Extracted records
--- --- ---

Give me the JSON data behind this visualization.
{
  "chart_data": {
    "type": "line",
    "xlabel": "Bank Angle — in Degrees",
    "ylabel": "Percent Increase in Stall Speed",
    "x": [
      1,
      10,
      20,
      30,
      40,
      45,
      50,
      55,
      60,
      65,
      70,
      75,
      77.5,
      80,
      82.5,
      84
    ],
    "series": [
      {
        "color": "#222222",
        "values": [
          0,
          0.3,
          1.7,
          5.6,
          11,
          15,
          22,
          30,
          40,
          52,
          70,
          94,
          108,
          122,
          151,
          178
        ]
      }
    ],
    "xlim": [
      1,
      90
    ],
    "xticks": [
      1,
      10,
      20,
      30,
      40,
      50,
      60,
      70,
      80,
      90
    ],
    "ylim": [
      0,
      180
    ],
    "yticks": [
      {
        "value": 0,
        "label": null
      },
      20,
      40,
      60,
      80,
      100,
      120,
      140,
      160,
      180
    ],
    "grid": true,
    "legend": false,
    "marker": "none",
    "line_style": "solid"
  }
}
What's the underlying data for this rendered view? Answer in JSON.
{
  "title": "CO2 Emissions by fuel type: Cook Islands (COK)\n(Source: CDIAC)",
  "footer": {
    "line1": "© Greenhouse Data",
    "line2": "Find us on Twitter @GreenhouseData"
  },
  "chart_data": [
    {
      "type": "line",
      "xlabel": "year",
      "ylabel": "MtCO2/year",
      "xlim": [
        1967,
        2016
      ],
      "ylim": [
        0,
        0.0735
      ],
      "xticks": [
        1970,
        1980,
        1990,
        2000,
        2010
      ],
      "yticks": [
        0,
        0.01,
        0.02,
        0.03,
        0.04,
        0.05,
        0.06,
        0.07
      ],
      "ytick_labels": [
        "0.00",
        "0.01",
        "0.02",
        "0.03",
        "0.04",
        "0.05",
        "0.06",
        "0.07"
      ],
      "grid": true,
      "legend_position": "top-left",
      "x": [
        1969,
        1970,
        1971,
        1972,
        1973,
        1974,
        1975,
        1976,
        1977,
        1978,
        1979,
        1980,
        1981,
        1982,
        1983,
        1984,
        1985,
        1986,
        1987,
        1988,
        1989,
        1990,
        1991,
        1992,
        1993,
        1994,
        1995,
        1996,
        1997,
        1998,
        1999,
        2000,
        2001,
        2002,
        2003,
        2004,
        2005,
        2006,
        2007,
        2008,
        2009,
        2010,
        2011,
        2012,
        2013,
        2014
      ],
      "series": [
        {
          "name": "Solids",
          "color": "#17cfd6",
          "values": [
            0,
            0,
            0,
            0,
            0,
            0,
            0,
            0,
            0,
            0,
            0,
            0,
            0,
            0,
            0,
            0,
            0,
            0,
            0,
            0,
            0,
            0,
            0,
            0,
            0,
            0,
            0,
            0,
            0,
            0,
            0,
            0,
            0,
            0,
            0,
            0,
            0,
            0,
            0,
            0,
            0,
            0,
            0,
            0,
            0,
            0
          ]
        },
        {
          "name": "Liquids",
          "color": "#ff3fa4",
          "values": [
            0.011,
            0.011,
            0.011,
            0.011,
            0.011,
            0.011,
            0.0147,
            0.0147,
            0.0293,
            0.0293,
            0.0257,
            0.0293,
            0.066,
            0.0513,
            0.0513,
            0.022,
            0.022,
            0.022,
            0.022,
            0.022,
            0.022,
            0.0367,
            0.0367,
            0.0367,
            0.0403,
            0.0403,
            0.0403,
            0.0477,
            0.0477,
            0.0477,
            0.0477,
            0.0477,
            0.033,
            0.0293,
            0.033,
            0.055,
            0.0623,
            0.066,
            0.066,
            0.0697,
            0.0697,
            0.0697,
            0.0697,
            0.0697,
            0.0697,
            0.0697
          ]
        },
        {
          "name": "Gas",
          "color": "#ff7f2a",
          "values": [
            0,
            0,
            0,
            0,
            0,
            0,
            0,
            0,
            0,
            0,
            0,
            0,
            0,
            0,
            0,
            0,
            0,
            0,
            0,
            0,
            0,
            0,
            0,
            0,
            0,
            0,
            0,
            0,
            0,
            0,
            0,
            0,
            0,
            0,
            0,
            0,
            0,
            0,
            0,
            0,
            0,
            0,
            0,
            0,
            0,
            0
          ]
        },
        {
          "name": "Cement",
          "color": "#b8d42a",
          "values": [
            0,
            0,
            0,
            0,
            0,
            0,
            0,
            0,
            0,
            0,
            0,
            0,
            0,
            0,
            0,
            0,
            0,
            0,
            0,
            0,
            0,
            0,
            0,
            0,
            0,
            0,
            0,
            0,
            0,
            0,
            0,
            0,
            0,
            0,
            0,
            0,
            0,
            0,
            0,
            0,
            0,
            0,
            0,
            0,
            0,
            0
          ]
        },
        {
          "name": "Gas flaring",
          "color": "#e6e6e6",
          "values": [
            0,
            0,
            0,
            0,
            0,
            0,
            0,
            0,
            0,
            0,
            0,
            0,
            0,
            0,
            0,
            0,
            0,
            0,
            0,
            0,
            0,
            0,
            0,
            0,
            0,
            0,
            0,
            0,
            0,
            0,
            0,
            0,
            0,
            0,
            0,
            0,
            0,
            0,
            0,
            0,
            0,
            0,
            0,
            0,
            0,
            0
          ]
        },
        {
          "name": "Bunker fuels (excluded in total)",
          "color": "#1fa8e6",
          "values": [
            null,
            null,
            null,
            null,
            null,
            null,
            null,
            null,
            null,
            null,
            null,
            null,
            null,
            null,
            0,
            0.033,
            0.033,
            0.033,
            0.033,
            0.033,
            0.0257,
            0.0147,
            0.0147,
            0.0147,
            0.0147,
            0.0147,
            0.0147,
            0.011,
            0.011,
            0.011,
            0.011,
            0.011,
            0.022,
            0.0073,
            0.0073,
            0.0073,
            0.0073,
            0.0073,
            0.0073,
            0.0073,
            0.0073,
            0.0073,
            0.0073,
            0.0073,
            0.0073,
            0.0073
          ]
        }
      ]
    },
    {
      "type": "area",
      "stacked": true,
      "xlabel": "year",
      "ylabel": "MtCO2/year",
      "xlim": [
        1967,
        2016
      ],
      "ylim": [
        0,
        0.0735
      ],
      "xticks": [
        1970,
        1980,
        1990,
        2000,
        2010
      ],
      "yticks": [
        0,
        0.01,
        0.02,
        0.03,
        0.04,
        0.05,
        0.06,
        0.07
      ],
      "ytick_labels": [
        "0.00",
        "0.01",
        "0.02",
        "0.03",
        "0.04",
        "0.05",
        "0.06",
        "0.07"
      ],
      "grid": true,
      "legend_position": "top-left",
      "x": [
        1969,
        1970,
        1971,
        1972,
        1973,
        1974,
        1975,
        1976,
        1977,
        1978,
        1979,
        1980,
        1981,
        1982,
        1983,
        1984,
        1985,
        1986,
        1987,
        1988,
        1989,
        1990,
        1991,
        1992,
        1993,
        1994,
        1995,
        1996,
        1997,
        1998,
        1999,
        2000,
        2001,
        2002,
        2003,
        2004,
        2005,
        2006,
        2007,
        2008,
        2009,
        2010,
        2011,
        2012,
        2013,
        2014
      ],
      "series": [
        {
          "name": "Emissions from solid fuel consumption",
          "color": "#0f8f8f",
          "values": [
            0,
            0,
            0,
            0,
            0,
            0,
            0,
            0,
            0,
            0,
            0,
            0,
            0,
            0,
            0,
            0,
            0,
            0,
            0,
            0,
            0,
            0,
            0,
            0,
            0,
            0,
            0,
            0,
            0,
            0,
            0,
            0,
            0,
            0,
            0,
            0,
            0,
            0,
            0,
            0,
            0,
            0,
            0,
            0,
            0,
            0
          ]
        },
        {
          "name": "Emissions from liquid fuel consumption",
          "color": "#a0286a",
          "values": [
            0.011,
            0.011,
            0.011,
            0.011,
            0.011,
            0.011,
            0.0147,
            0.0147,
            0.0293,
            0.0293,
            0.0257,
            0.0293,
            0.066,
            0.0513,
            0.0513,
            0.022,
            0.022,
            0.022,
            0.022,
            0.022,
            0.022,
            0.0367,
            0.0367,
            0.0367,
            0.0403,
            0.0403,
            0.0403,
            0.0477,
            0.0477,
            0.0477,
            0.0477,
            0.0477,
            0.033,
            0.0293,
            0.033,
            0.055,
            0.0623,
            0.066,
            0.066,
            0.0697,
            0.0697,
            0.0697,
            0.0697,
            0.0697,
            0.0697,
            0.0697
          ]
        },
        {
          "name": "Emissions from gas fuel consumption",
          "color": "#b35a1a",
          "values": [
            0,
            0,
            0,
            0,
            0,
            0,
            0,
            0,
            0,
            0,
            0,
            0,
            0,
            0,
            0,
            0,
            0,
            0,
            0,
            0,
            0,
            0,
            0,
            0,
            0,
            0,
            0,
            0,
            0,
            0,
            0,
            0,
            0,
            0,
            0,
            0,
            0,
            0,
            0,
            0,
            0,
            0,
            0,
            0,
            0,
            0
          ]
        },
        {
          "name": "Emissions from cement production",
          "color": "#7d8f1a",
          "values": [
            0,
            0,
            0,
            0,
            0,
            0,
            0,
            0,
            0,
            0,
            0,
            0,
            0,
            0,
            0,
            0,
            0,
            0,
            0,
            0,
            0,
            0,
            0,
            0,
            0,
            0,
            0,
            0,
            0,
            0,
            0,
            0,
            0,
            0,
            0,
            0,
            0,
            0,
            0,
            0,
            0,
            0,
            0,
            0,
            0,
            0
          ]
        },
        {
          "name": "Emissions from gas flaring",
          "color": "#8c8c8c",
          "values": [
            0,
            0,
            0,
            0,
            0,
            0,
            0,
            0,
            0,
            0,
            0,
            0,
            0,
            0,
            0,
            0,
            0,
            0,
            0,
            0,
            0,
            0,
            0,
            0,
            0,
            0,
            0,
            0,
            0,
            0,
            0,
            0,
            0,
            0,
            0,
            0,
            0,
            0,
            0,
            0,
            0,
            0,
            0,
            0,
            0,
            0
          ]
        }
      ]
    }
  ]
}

--- --- ---

Task details »
Return each line in the records that holds the string "JSON".

Exercise result »
Give me the JSON data behind this visualization.
What's the underlying data for this rendered view? Answer in JSON.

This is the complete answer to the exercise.